## [Supplied entries]
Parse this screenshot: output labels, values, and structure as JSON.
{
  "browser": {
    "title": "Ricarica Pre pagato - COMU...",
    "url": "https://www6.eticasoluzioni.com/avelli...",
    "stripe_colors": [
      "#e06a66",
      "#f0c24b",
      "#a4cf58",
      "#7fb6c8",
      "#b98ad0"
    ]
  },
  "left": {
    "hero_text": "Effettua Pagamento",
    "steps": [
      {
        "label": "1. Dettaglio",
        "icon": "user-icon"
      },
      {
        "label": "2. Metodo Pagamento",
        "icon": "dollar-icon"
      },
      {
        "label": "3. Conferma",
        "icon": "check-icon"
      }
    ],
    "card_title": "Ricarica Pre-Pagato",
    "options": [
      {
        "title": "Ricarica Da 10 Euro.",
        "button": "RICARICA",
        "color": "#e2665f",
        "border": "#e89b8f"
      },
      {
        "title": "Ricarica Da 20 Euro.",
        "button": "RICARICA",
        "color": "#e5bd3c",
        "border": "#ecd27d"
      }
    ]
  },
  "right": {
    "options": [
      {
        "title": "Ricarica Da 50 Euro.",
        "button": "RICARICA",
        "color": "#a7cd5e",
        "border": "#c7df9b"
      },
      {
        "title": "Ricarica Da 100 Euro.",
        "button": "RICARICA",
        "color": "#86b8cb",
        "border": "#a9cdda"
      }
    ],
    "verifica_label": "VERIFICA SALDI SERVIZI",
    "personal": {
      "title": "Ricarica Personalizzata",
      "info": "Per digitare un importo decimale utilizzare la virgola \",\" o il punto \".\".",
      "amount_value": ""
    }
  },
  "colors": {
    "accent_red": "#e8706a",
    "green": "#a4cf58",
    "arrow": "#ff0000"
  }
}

## [Challenge]
Return every entry exactly as given.

## [Complete output]
Parse this screenshot: output labels, values, and structure as JSON.
{
  "browser": {
    "title": "Ricarica Pre pagato - COMU...",
    "url": "https://www6.eticasoluzioni.com/avelli...",
    "stripe_colors": [
      "#e06a66",
      "#f0c24b",
      "#a4cf58",
      "#7fb6c8",
      "#b98ad0"
    ]
  },
  "left": {
    "hero_text": "Effettua Pagamento",
    "steps": [
      {
        "label": "1. Dettaglio",
        "icon": "user-icon"
      },
      {
        "label": "2. Metodo Pagamento",
        "icon": "dollar-icon"
      },
      {
        "label": "3. Conferma",
        "icon": "check-icon"
      }
    ],
    "card_title": "Ricarica Pre-Pagato",
    "options": [
      {
        "title": "Ricarica Da 10 Euro.",
        "button": "RICARICA",
        "color": "#e2665f",
        "border": "#e89b8f"
      },
      {
        "title": "Ricarica Da 20 Euro.",
        "button": "RICARICA",
        "color": "#e5bd3c",
        "border": "#ecd27d"
      }
    ]
  },
  "right": {
    "options": [
      {
        "title": "Ricarica Da 50 Euro.",
        "button": "RICARICA",
        "color": "#a7cd5e",
        "border": "#c7df9b"
      },
      {
        "title": "Ricarica Da 100 Euro.",
        "button": "RICARICA",
        "color": "#86b8cb",
        "border": "#a9cdda"
      }
    ],
    "verifica_label": "VERIFICA SALDI SERVIZI",
    "personal": {
      "title": "Ricarica Personalizzata",
      "info": "Per digitare un importo decimale utilizzare la virgola \",\" o il punto \".\".",
      "amount_value": ""
    }
  },
  "colors": {
    "accent_red": "#e8706a",
    "green": "#a4cf58",
    "arrow": "#ff0000"
  }
}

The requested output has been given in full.